*** Source data

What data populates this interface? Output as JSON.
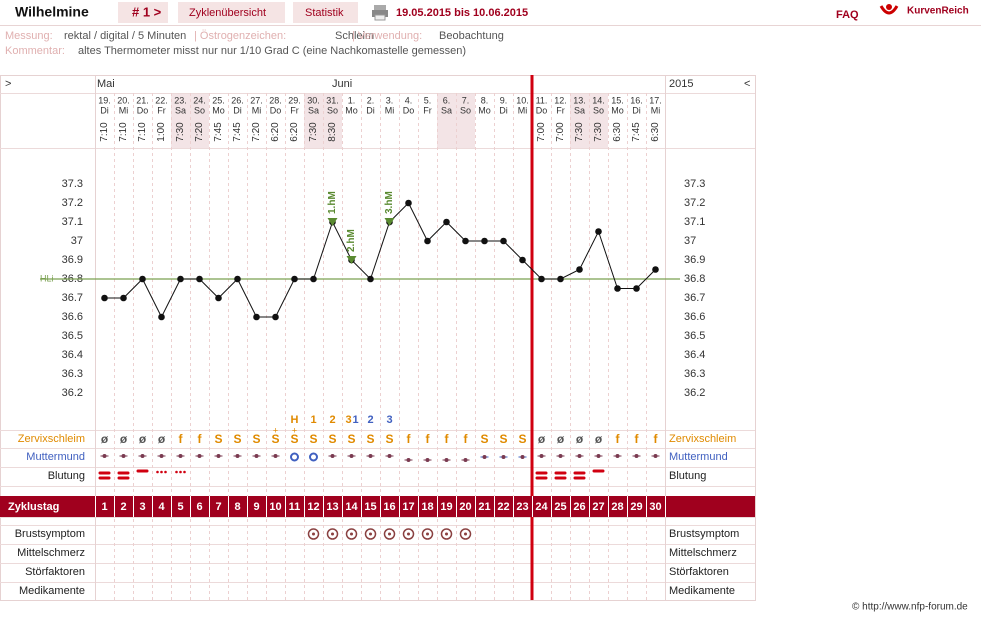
{
  "header": {
    "name": "Wilhelmine",
    "cycle": "# 1 >",
    "nav": [
      "Zyklenübersicht",
      "Statistik"
    ],
    "range": "19.05.2015 bis 10.06.2015",
    "faq": "FAQ",
    "brand": "KurvenReich"
  },
  "info": {
    "measure_label": "Messung:",
    "measure": "rektal / digital / 5 Minuten",
    "estrogen_label": "| Östrogenzeichen:",
    "estrogen": "Schleim",
    "use_label": "| Verwendung:",
    "use": "Beobachtung",
    "comment_label": "Kommentar:",
    "comment": "altes Thermometer misst nur nur 1/10 Grad C (eine Nachkomastelle gemessen)"
  },
  "chart": {
    "nav_left": ">",
    "nav_right": "<",
    "year": "2015",
    "months": [
      "Mai",
      "Juni"
    ],
    "days": [
      "19.",
      "20.",
      "21.",
      "22.",
      "23.",
      "24.",
      "25.",
      "26.",
      "27.",
      "28.",
      "29.",
      "30.",
      "31.",
      "1.",
      "2.",
      "3.",
      "4.",
      "5.",
      "6.",
      "7.",
      "8.",
      "9.",
      "10.",
      "11.",
      "12.",
      "13.",
      "14.",
      "15.",
      "16.",
      "17."
    ],
    "weekdays": [
      "Di",
      "Mi",
      "Do",
      "Fr",
      "Sa",
      "So",
      "Mo",
      "Di",
      "Mi",
      "Do",
      "Fr",
      "Sa",
      "So",
      "Mo",
      "Di",
      "Mi",
      "Do",
      "Fr",
      "Sa",
      "So",
      "Mo",
      "Di",
      "Mi",
      "Do",
      "Fr",
      "Sa",
      "So",
      "Mo",
      "Di",
      "Mi"
    ],
    "times": [
      "7:10",
      "7:10",
      "7:10",
      "1:00",
      "7:30",
      "7:20",
      "7:45",
      "7:45",
      "7:20",
      "6:20",
      "6:20",
      "7:30",
      "8:30",
      null,
      null,
      null,
      null,
      null,
      null,
      null,
      null,
      null,
      null,
      "7:00",
      "7:00",
      "7:30",
      "7:30",
      "6:30",
      "7:45",
      "6:30"
    ],
    "ylim": [
      36.1,
      37.4
    ],
    "yticks": [
      36.2,
      36.3,
      36.4,
      36.5,
      36.6,
      36.7,
      36.8,
      36.9,
      37,
      37.1,
      37.2,
      37.3
    ],
    "temperatures": [
      36.7,
      36.7,
      36.8,
      36.6,
      36.8,
      36.8,
      36.7,
      36.8,
      36.6,
      36.6,
      36.8,
      36.8,
      37.1,
      36.9,
      36.8,
      37.1,
      37.2,
      37.0,
      37.1,
      37.0,
      37.0,
      37.0,
      36.9,
      36.8,
      36.8,
      36.85,
      37.05,
      36.75,
      36.75,
      36.85
    ],
    "hli": {
      "label": "HLi",
      "value": 36.8
    },
    "hm_labels": [
      null,
      null,
      null,
      null,
      null,
      null,
      null,
      null,
      null,
      null,
      null,
      null,
      "1.hM",
      "2.hM",
      null,
      "3.hM",
      null,
      null,
      null,
      null,
      null,
      null,
      null,
      null,
      null,
      null,
      null,
      null,
      null,
      null
    ],
    "peak_orange": [
      null,
      null,
      null,
      null,
      null,
      null,
      null,
      null,
      null,
      null,
      "H",
      "1",
      "2",
      "3",
      null,
      null,
      null,
      null,
      null,
      null,
      null,
      null,
      null,
      null,
      null,
      null,
      null,
      null,
      null,
      null
    ],
    "peak_blue": [
      null,
      null,
      null,
      null,
      null,
      null,
      null,
      null,
      null,
      null,
      null,
      null,
      null,
      "1",
      "2",
      "3",
      null,
      null,
      null,
      null,
      null,
      null,
      null,
      null,
      null,
      null,
      null,
      null,
      null,
      null
    ],
    "zervix": [
      "ø",
      "ø",
      "ø",
      "ø",
      "f",
      "f",
      "S",
      "S",
      "S",
      "S",
      "S",
      "S",
      "S",
      "S",
      "S",
      "S",
      "f",
      "f",
      "f",
      "f",
      "S",
      "S",
      "S",
      "ø",
      "ø",
      "ø",
      "ø",
      "f",
      "f",
      "f"
    ],
    "cycle_days": [
      1,
      2,
      3,
      4,
      5,
      6,
      7,
      8,
      9,
      10,
      11,
      12,
      13,
      14,
      15,
      16,
      17,
      18,
      19,
      20,
      21,
      22,
      23,
      24,
      25,
      26,
      27,
      28,
      29,
      30
    ],
    "rows": {
      "zervix": "Zervixschleim",
      "muttermund": "Muttermund",
      "blutung": "Blutung",
      "zyklustag": "Zyklustag",
      "brust": "Brustsymptom",
      "mittel": "Mittelschmerz",
      "stoer": "Störfaktoren",
      "medi": "Medikamente"
    },
    "copyright": "© http://www.nfp-forum.de"
  }
}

******

:: Aim ::
Print every entry exactly as written, without the pictures.

:: Solution to the exercise ::
What data populates this interface? Output as JSON.
{
  "header": {
    "name": "Wilhelmine",
    "cycle": "# 1 >",
    "nav": [
      "Zyklenübersicht",
      "Statistik"
    ],
    "range": "19.05.2015 bis 10.06.2015",
    "faq": "FAQ",
    "brand": "KurvenReich"
  },
  "info": {
    "measure_label": "Messung:",
    "measure": "rektal / digital / 5 Minuten",
    "estrogen_label": "| Östrogenzeichen:",
    "estrogen": "Schleim",
    "use_label": "| Verwendung:",
    "use": "Beobachtung",
    "comment_label": "Kommentar:",
    "comment": "altes Thermometer misst nur nur 1/10 Grad C (eine Nachkomastelle gemessen)"
  },
  "chart": {
    "nav_left": ">",
    "nav_right": "<",
    "year": "2015",
    "months": [
      "Mai",
      "Juni"
    ],
    "days": [
      "19.",
      "20.",
      "21.",
      "22.",
      "23.",
      "24.",
      "25.",
      "26.",
      "27.",
      "28.",
      "29.",
      "30.",
      "31.",
      "1.",
      "2.",
      "3.",
      "4.",
      "5.",
      "6.",
      "7.",
      "8.",
      "9.",
      "10.",
      "11.",
      "12.",
      "13.",
      "14.",
      "15.",
      "16.",
      "17."
    ],
    "weekdays": [
      "Di",
      "Mi",
      "Do",
      "Fr",
      "Sa",
      "So",
      "Mo",
      "Di",
      "Mi",
      "Do",
      "Fr",
      "Sa",
      "So",
      "Mo",
      "Di",
      "Mi",
      "Do",
      "Fr",
      "Sa",
      "So",
      "Mo",
      "Di",
      "Mi",
      "Do",
      "Fr",
      "Sa",
      "So",
      "Mo",
      "Di",
      "Mi"
    ],
    "times": [
      "7:10",
      "7:10",
      "7:10",
      "1:00",
      "7:30",
      "7:20",
      "7:45",
      "7:45",
      "7:20",
      "6:20",
      "6:20",
      "7:30",
      "8:30",
      null,
      null,
      null,
      null,
      null,
      null,
      null,
      null,
      null,
      null,
      "7:00",
      "7:00",
      "7:30",
      "7:30",
      "6:30",
      "7:45",
      "6:30"
    ],
    "ylim": [
      36.1,
      37.4
    ],
    "yticks": [
      36.2,
      36.3,
      36.4,
      36.5,
      36.6,
      36.7,
      36.8,
      36.9,
      37,
      37.1,
      37.2,
      37.3
    ],
    "temperatures": [
      36.7,
      36.7,
      36.8,
      36.6,
      36.8,
      36.8,
      36.7,
      36.8,
      36.6,
      36.6,
      36.8,
      36.8,
      37.1,
      36.9,
      36.8,
      37.1,
      37.2,
      37.0,
      37.1,
      37.0,
      37.0,
      37.0,
      36.9,
      36.8,
      36.8,
      36.85,
      37.05,
      36.75,
      36.75,
      36.85
    ],
    "hli": {
      "label": "HLi",
      "value": 36.8
    },
    "hm_labels": [
      null,
      null,
      null,
      null,
      null,
      null,
      null,
      null,
      null,
      null,
      null,
      null,
      "1.hM",
      "2.hM",
      null,
      "3.hM",
      null,
      null,
      null,
      null,
      null,
      null,
      null,
      null,
      null,
      null,
      null,
      null,
      null,
      null
    ],
    "peak_orange": [
      null,
      null,
      null,
      null,
      null,
      null,
      null,
      null,
      null,
      null,
      "H",
      "1",
      "2",
      "3",
      null,
      null,
      null,
      null,
      null,
      null,
      null,
      null,
      null,
      null,
      null,
      null,
      null,
      null,
      null,
      null
    ],
    "peak_blue": [
      null,
      null,
      null,
      null,
      null,
      null,
      null,
      null,
      null,
      null,
      null,
      null,
      null,
      "1",
      "2",
      "3",
      null,
      null,
      null,
      null,
      null,
      null,
      null,
      null,
      null,
      null,
      null,
      null,
      null,
      null
    ],
    "zervix": [
      "ø",
      "ø",
      "ø",
      "ø",
      "f",
      "f",
      "S",
      "S",
      "S",
      "S",
      "S",
      "S",
      "S",
      "S",
      "S",
      "S",
      "f",
      "f",
      "f",
      "f",
      "S",
      "S",
      "S",
      "ø",
      "ø",
      "ø",
      "ø",
      "f",
      "f",
      "f"
    ],
    "cycle_days": [
      1,
      2,
      3,
      4,
      5,
      6,
      7,
      8,
      9,
      10,
      11,
      12,
      13,
      14,
      15,
      16,
      17,
      18,
      19,
      20,
      21,
      22,
      23,
      24,
      25,
      26,
      27,
      28,
      29,
      30
    ],
    "rows": {
      "zervix": "Zervixschleim",
      "muttermund": "Muttermund",
      "blutung": "Blutung",
      "zyklustag": "Zyklustag",
      "brust": "Brustsymptom",
      "mittel": "Mittelschmerz",
      "stoer": "Störfaktoren",
      "medi": "Medikamente"
    },
    "copyright": "© http://www.nfp-forum.de"
  }
}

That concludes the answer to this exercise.